Collected data entries
::::::::::

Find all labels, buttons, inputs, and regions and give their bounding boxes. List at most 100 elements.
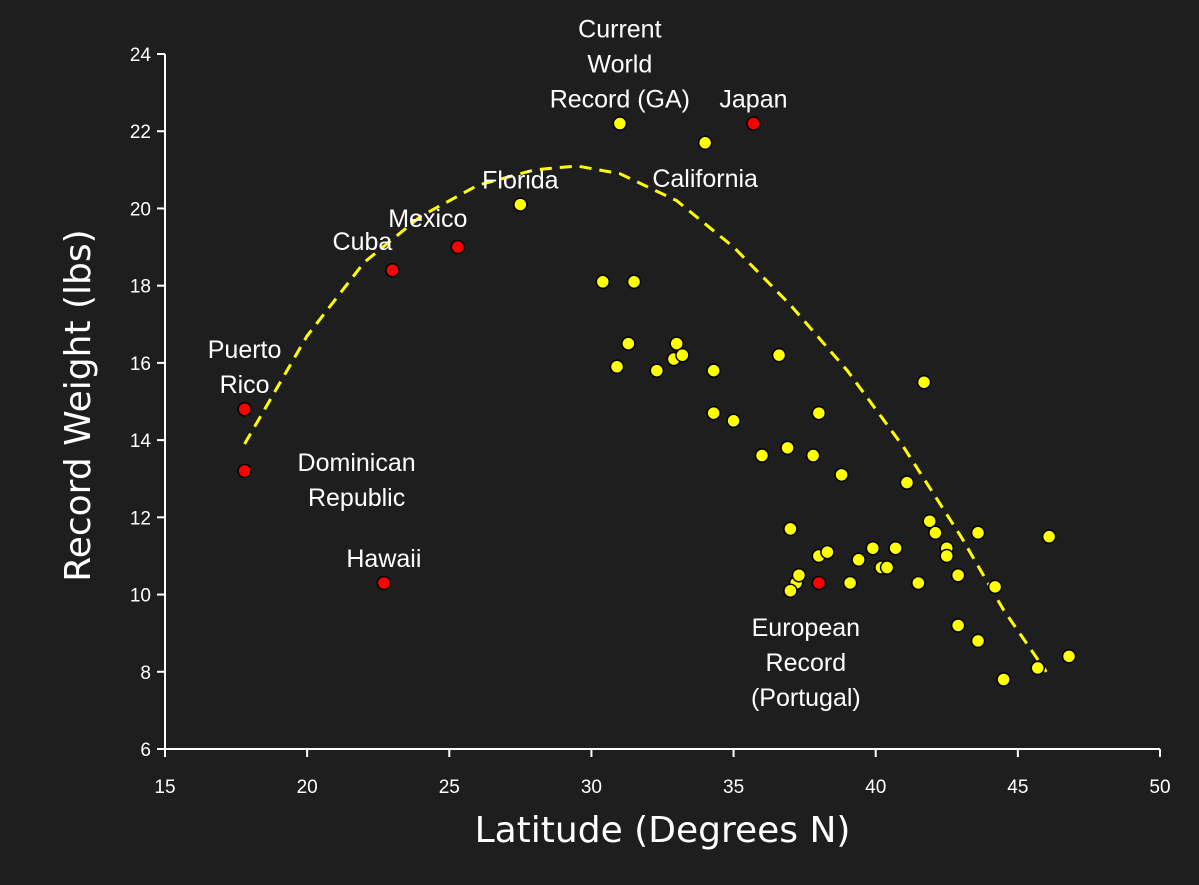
y-tick-label: 20	[130, 199, 151, 220]
data-point	[783, 583, 798, 598]
data-point	[771, 347, 787, 363]
data-point	[811, 405, 827, 421]
x-axis-title: Latitude (Degrees N)	[475, 810, 851, 851]
annotation-line: Hawaii	[346, 545, 421, 573]
data-point	[996, 672, 1011, 687]
data-point	[626, 274, 642, 290]
annotation-line: Record	[766, 649, 847, 677]
y-tick-label: 8	[140, 663, 151, 684]
data-point	[697, 135, 713, 151]
y-tick-label: 18	[130, 277, 151, 298]
x-tick-label: 30	[581, 777, 602, 798]
data-point	[783, 521, 798, 537]
annotation-label: Dominican Republic	[298, 449, 416, 512]
data-point	[675, 347, 690, 363]
data-point	[950, 618, 966, 633]
data-point	[987, 579, 1003, 595]
annotation-line: Mexico	[388, 205, 467, 233]
annotation-line: Puerto	[208, 336, 282, 364]
data-point	[950, 568, 966, 583]
data-point	[928, 525, 943, 541]
data-point	[851, 552, 866, 568]
data-point	[879, 560, 895, 575]
x-tick-label: 20	[297, 777, 318, 798]
data-point	[805, 448, 821, 463]
data-point	[970, 633, 986, 649]
data-point	[911, 575, 926, 591]
x-tick-label: 25	[439, 777, 460, 798]
data-point	[726, 413, 741, 429]
data-point	[820, 544, 835, 560]
data-point	[609, 359, 625, 374]
data-point-highlight	[237, 463, 252, 479]
data-point-highlight	[237, 401, 252, 417]
data-point	[706, 363, 721, 378]
x-tick-label: 40	[865, 777, 886, 798]
annotation-line: World	[587, 51, 652, 79]
data-point	[922, 513, 937, 529]
data-point-highlight	[385, 262, 400, 278]
data-point	[1030, 660, 1046, 676]
data-point	[899, 475, 915, 490]
annotation-line: Cuba	[333, 228, 393, 256]
annotation-label: Puerto Rico	[208, 336, 282, 399]
y-tick-label: 24	[130, 45, 152, 66]
annotation-label: Current World Record (GA)	[550, 16, 690, 114]
data-point	[834, 467, 849, 483]
annotation-label: Hawaii	[346, 545, 421, 573]
data-point	[649, 363, 665, 378]
annotation-label: Cuba	[333, 228, 393, 256]
y-tick-label: 22	[130, 122, 151, 143]
y-tick-label: 16	[130, 354, 151, 375]
annotation-line: California	[652, 165, 758, 193]
data-point-highlight	[811, 575, 827, 591]
x-tick-label: 35	[723, 777, 744, 798]
annotation-label: Mexico	[388, 205, 467, 233]
x-tick-label: 45	[1007, 777, 1028, 798]
annotation-label: Japan	[719, 86, 787, 114]
y-tick-label: 14	[130, 431, 152, 452]
annotation-line: Record (GA)	[550, 86, 690, 114]
annotation-line: Current	[578, 16, 661, 44]
x-tick-label: 50	[1149, 777, 1170, 798]
y-axis-title: Record Weight (lbs)	[58, 229, 99, 581]
data-point	[595, 274, 611, 290]
annotation-line: Rico	[220, 371, 270, 399]
data-point	[612, 116, 628, 131]
annotation-line: Florida	[482, 167, 559, 195]
data-point	[939, 548, 955, 564]
data-point-highlight	[376, 575, 392, 591]
annotation-line: (Portugal)	[751, 684, 861, 712]
data-point	[621, 336, 636, 351]
y-tick-label: 10	[130, 586, 151, 607]
data-point	[780, 440, 795, 456]
annotation-label: California	[652, 165, 758, 193]
annotations-group: Current World Record (GA) Japan Florida Calif…	[208, 16, 861, 712]
data-point	[888, 540, 903, 556]
x-tick-label: 15	[154, 777, 175, 798]
data-point	[513, 197, 528, 212]
annotation-line: Dominican	[298, 449, 416, 477]
data-point-highlight	[746, 116, 761, 131]
annotation-line: European	[752, 614, 860, 642]
annotation-line: Japan	[719, 86, 787, 114]
points-group	[237, 116, 1077, 687]
annotation-label: Florida	[482, 167, 559, 195]
annotation-line: Republic	[308, 484, 405, 512]
data-point	[842, 575, 858, 591]
data-point	[865, 540, 881, 556]
data-point	[791, 568, 807, 583]
data-point	[754, 448, 770, 463]
y-tick-label: 12	[130, 508, 151, 529]
data-point	[669, 336, 684, 351]
annotation-label: European Record (Portugal)	[751, 614, 861, 712]
data-point	[1041, 529, 1057, 544]
data-point-highlight	[450, 239, 466, 255]
data-point	[916, 374, 932, 390]
data-point	[1061, 649, 1077, 664]
data-point	[706, 405, 721, 421]
axes: 6 8 10 12 14 16 18 20 22 24 15 20 25 30 35 40 45 50	[130, 45, 1171, 798]
y-tick-label: 6	[140, 740, 151, 761]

::::::::::

THE PROBLEM: Lay out every line of the rows above as a JSON list of strings, one string per line, and leave out blank lines. Omit the pictures from the answer.

FINISHED ANSWER:
[
  "Find all labels, buttons, inputs, and regions and give their bounding boxes. List at most 100 elements.",
  "y-tick-label: 20\t[130, 199, 151, 220]",
  "data-point\t[783, 583, 798, 598]",
  "data-point\t[771, 347, 787, 363]",
  "data-point\t[811, 405, 827, 421]",
  "x-axis-title: Latitude (Degrees N)\t[475, 810, 851, 851]",
  "annotation-line: Hawaii\t[346, 545, 421, 573]",
  "data-point\t[996, 672, 1011, 687]",
  "data-point\t[626, 274, 642, 290]",
  "annotation-line: Record\t[766, 649, 847, 677]",
  "y-tick-label: 8\t[140, 663, 151, 684]",
  "data-point\t[697, 135, 713, 151]",
  "y-tick-label: 18\t[130, 277, 151, 298]",
  "x-tick-label: 30\t[581, 777, 602, 798]",
  "data-point\t[783, 521, 798, 537]",
  "annotation-label: Dominican Republic\t[298, 449, 416, 512]",
  "data-point\t[675, 347, 690, 363]",
  "data-point\t[950, 618, 966, 633]",
  "data-point\t[987, 579, 1003, 595]",
  "annotation-line: Mexico\t[388, 205, 467, 233]",
  "annotation-line: Puerto\t[208, 336, 282, 364]",
  "data-point\t[950, 568, 966, 583]",
  "data-point\t[928, 525, 943, 541]",
  "data-point\t[851, 552, 866, 568]",
  "data-point\t[879, 560, 895, 575]",
  "x-tick-label: 20\t[297, 777, 318, 798]",
  "data-point\t[805, 448, 821, 463]",
  "data-point\t[970, 633, 986, 649]",
  "data-point\t[911, 575, 926, 591]",
  "x-tick-label: 25\t[439, 777, 460, 798]",
  "data-point\t[726, 413, 741, 429]",
  "data-point\t[820, 544, 835, 560]",
  "data-point\t[609, 359, 625, 374]",
  "data-point-highlight\t[237, 463, 252, 479]",
  "data-point-highlight\t[237, 401, 252, 417]",
  "data-point\t[706, 363, 721, 378]",
  "x-tick-label: 40\t[865, 777, 886, 798]",
  "annotation-line: World\t[587, 51, 652, 79]",
  "data-point\t[922, 513, 937, 529]",
  "data-point-highlight\t[385, 262, 400, 278]",
  "data-point\t[1030, 660, 1046, 676]",
  "data-point\t[899, 475, 915, 490]",
  "annotation-line: Cuba\t[333, 228, 393, 256]",
  "annotation-label: Puerto Rico\t[208, 336, 282, 399]",
  "y-tick-label: 24\t[130, 45, 152, 66]",
  "annotation-label: Current World Record (GA)\t[550, 16, 690, 114]",
  "data-point\t[834, 467, 849, 483]",
  "annotation-label: Hawaii\t[346, 545, 421, 573]",
  "data-point\t[649, 363, 665, 378]",
  "annotation-label: Cuba\t[333, 228, 393, 256]",
  "y-tick-label: 22\t[130, 122, 151, 143]",
  "y-tick-label: 16\t[130, 354, 151, 375]",
  "annotation-line: California\t[652, 165, 758, 193]",
  "data-point-highlight\t[811, 575, 827, 591]",
  "x-tick-label: 35\t[723, 777, 744, 798]",
  "annotation-label: Mexico\t[388, 205, 467, 233]",
  "x-tick-label: 45\t[1007, 777, 1028, 798]",
  "annotation-label: Japan\t[719, 86, 787, 114]",
  "y-tick-label: 14\t[130, 431, 152, 452]",
  "annotation-line: Record (GA)\t[550, 86, 690, 114]",
  "annotation-line: Current\t[578, 16, 661, 44]",
  "x-tick-label: 50\t[1149, 777, 1170, 798]",
  "y-axis-title: Record Weight (lbs)\t[58, 229, 99, 581]",
  "data-point\t[595, 274, 611, 290]",
  "annotation-line: Rico\t[220, 371, 270, 399]",
  "data-point\t[612, 116, 628, 131]",
  "annotation-line: Florida\t[482, 167, 559, 195]",
  "data-point\t[939, 548, 955, 564]",
  "data-point-highlight\t[376, 575, 392, 591]",
  "annotation-line: (Portugal)\t[751, 684, 861, 712]",
  "data-point\t[621, 336, 636, 351]",
  "y-tick-label: 10\t[130, 586, 151, 607]",
  "data-point\t[780, 440, 795, 456]",
  "annotation-label: California\t[652, 165, 758, 193]",
  "annotations-group: Current World Record (GA) Japan Florida Calif…\t[208, 16, 861, 712]",
  "data-point\t[888, 540, 903, 556]",
  "x-tick-label: 15\t[154, 777, 175, 798]",
  "data-point\t[513, 197, 528, 212]",
  "annotation-line: Dominican\t[298, 449, 416, 477]",
  "data-point-highlight\t[746, 116, 761, 131]",
  "annotation-line: European\t[752, 614, 860, 642]",
  "annotation-line: Japan\t[719, 86, 787, 114]",
  "points-group\t[237, 116, 1077, 687]",
  "annotation-label: Florida\t[482, 167, 559, 195]",
  "annotation-line: Republic\t[308, 484, 405, 512]",
  "data-point\t[842, 575, 858, 591]",
  "data-point\t[865, 540, 881, 556]",
  "data-point\t[791, 568, 807, 583]",
  "data-point\t[754, 448, 770, 463]",
  "y-tick-label: 12\t[130, 508, 151, 529]",
  "data-point\t[669, 336, 684, 351]",
  "annotation-label: European Record (Portugal)\t[751, 614, 861, 712]",
  "data-point\t[1041, 529, 1057, 544]",
  "data-point-highlight\t[450, 239, 466, 255]",
  "data-point\t[916, 374, 932, 390]",
  "data-point\t[1061, 649, 1077, 664]",
  "data-point\t[706, 405, 721, 421]",
  "axes: 6 8 10 12 14 16 18 20 22 24 15 20 25 30 35 40 45 50\t[130, 45, 1171, 798]",
  "y-tick-label: 6\t[140, 740, 151, 761]"
]